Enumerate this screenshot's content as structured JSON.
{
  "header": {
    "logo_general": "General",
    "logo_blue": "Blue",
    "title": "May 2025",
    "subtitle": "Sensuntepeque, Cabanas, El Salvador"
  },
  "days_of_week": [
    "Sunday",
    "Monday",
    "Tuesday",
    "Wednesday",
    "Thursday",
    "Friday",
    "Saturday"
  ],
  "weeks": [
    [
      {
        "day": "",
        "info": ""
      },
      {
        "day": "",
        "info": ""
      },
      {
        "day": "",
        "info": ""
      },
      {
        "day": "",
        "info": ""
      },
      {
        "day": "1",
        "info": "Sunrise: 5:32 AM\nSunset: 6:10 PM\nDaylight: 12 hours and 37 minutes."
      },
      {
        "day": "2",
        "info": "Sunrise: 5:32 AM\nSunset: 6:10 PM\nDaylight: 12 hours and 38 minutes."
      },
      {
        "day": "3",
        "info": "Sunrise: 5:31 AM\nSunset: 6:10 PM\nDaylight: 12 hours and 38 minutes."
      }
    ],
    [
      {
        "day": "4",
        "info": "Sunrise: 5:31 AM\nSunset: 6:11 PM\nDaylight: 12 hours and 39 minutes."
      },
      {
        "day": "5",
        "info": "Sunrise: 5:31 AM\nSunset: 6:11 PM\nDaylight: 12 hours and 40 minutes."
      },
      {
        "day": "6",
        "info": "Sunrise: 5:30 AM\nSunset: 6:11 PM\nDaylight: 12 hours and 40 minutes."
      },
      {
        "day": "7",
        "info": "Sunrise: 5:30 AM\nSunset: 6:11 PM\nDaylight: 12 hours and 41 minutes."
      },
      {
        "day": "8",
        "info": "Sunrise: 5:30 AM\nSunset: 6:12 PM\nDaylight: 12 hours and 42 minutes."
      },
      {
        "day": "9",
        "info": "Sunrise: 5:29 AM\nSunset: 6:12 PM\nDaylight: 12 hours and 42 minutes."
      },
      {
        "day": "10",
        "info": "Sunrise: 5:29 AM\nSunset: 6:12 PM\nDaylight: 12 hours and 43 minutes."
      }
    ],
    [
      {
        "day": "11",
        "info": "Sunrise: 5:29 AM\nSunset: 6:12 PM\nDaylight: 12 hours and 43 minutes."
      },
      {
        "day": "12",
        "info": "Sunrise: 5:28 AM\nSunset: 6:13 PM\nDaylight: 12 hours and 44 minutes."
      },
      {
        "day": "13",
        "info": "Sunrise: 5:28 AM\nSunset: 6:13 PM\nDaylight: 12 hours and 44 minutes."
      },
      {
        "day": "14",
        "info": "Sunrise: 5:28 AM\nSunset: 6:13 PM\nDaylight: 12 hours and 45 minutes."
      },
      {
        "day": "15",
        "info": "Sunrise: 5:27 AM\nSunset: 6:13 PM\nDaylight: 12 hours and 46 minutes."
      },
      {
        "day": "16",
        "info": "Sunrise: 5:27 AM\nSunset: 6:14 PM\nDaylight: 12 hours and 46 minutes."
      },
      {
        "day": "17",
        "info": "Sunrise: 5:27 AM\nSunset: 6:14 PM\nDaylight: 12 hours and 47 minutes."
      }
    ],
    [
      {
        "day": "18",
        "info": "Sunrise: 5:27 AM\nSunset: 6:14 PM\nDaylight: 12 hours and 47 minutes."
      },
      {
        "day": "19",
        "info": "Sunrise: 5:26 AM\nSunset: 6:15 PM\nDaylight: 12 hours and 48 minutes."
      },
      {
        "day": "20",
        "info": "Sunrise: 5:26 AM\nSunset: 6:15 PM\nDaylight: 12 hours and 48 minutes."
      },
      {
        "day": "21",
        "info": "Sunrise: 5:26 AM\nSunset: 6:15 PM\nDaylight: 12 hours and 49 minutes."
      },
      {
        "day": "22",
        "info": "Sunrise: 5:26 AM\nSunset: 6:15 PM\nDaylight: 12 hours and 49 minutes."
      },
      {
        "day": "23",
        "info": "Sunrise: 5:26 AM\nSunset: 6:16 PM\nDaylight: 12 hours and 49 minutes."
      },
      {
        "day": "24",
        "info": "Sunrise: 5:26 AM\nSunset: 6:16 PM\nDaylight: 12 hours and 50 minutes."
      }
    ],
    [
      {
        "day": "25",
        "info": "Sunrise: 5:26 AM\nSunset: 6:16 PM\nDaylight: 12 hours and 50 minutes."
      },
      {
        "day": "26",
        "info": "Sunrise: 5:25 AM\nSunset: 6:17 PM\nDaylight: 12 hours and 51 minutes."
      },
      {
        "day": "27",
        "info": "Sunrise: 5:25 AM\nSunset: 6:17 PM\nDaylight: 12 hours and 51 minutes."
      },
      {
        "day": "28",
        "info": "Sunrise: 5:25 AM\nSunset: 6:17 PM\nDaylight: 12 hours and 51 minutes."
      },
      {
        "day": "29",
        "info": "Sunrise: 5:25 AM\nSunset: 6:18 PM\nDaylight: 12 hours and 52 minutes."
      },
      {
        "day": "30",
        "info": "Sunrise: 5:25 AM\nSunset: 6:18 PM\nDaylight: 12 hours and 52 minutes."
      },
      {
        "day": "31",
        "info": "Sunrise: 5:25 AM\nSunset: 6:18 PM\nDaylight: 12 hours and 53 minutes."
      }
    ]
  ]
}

________________

Quote all of the entries verbatim.

Enumerate this screenshot's content as structured JSON.
{
  "header": {
    "logo_general": "General",
    "logo_blue": "Blue",
    "title": "May 2025",
    "subtitle": "Sensuntepeque, Cabanas, El Salvador"
  },
  "days_of_week": [
    "Sunday",
    "Monday",
    "Tuesday",
    "Wednesday",
    "Thursday",
    "Friday",
    "Saturday"
  ],
  "weeks": [
    [
      {
        "day": "",
        "info": ""
      },
      {
        "day": "",
        "info": ""
      },
      {
        "day": "",
        "info": ""
      },
      {
        "day": "",
        "info": ""
      },
      {
        "day": "1",
        "info": "Sunrise: 5:32 AM\nSunset: 6:10 PM\nDaylight: 12 hours and 37 minutes."
      },
      {
        "day": "2",
        "info": "Sunrise: 5:32 AM\nSunset: 6:10 PM\nDaylight: 12 hours and 38 minutes."
      },
      {
        "day": "3",
        "info": "Sunrise: 5:31 AM\nSunset: 6:10 PM\nDaylight: 12 hours and 38 minutes."
      }
    ],
    [
      {
        "day": "4",
        "info": "Sunrise: 5:31 AM\nSunset: 6:11 PM\nDaylight: 12 hours and 39 minutes."
      },
      {
        "day": "5",
        "info": "Sunrise: 5:31 AM\nSunset: 6:11 PM\nDaylight: 12 hours and 40 minutes."
      },
      {
        "day": "6",
        "info": "Sunrise: 5:30 AM\nSunset: 6:11 PM\nDaylight: 12 hours and 40 minutes."
      },
      {
        "day": "7",
        "info": "Sunrise: 5:30 AM\nSunset: 6:11 PM\nDaylight: 12 hours and 41 minutes."
      },
      {
        "day": "8",
        "info": "Sunrise: 5:30 AM\nSunset: 6:12 PM\nDaylight: 12 hours and 42 minutes."
      },
      {
        "day": "9",
        "info": "Sunrise: 5:29 AM\nSunset: 6:12 PM\nDaylight: 12 hours and 42 minutes."
      },
      {
        "day": "10",
        "info": "Sunrise: 5:29 AM\nSunset: 6:12 PM\nDaylight: 12 hours and 43 minutes."
      }
    ],
    [
      {
        "day": "11",
        "info": "Sunrise: 5:29 AM\nSunset: 6:12 PM\nDaylight: 12 hours and 43 minutes."
      },
      {
        "day": "12",
        "info": "Sunrise: 5:28 AM\nSunset: 6:13 PM\nDaylight: 12 hours and 44 minutes."
      },
      {
        "day": "13",
        "info": "Sunrise: 5:28 AM\nSunset: 6:13 PM\nDaylight: 12 hours and 44 minutes."
      },
      {
        "day": "14",
        "info": "Sunrise: 5:28 AM\nSunset: 6:13 PM\nDaylight: 12 hours and 45 minutes."
      },
      {
        "day": "15",
        "info": "Sunrise: 5:27 AM\nSunset: 6:13 PM\nDaylight: 12 hours and 46 minutes."
      },
      {
        "day": "16",
        "info": "Sunrise: 5:27 AM\nSunset: 6:14 PM\nDaylight: 12 hours and 46 minutes."
      },
      {
        "day": "17",
        "info": "Sunrise: 5:27 AM\nSunset: 6:14 PM\nDaylight: 12 hours and 47 minutes."
      }
    ],
    [
      {
        "day": "18",
        "info": "Sunrise: 5:27 AM\nSunset: 6:14 PM\nDaylight: 12 hours and 47 minutes."
      },
      {
        "day": "19",
        "info": "Sunrise: 5:26 AM\nSunset: 6:15 PM\nDaylight: 12 hours and 48 minutes."
      },
      {
        "day": "20",
        "info": "Sunrise: 5:26 AM\nSunset: 6:15 PM\nDaylight: 12 hours and 48 minutes."
      },
      {
        "day": "21",
        "info": "Sunrise: 5:26 AM\nSunset: 6:15 PM\nDaylight: 12 hours and 49 minutes."
      },
      {
        "day": "22",
        "info": "Sunrise: 5:26 AM\nSunset: 6:15 PM\nDaylight: 12 hours and 49 minutes."
      },
      {
        "day": "23",
        "info": "Sunrise: 5:26 AM\nSunset: 6:16 PM\nDaylight: 12 hours and 49 minutes."
      },
      {
        "day": "24",
        "info": "Sunrise: 5:26 AM\nSunset: 6:16 PM\nDaylight: 12 hours and 50 minutes."
      }
    ],
    [
      {
        "day": "25",
        "info": "Sunrise: 5:26 AM\nSunset: 6:16 PM\nDaylight: 12 hours and 50 minutes."
      },
      {
        "day": "26",
        "info": "Sunrise: 5:25 AM\nSunset: 6:17 PM\nDaylight: 12 hours and 51 minutes."
      },
      {
        "day": "27",
        "info": "Sunrise: 5:25 AM\nSunset: 6:17 PM\nDaylight: 12 hours and 51 minutes."
      },
      {
        "day": "28",
        "info": "Sunrise: 5:25 AM\nSunset: 6:17 PM\nDaylight: 12 hours and 51 minutes."
      },
      {
        "day": "29",
        "info": "Sunrise: 5:25 AM\nSunset: 6:18 PM\nDaylight: 12 hours and 52 minutes."
      },
      {
        "day": "30",
        "info": "Sunrise: 5:25 AM\nSunset: 6:18 PM\nDaylight: 12 hours and 52 minutes."
      },
      {
        "day": "31",
        "info": "Sunrise: 5:25 AM\nSunset: 6:18 PM\nDaylight: 12 hours and 53 minutes."
      }
    ]
  ]
}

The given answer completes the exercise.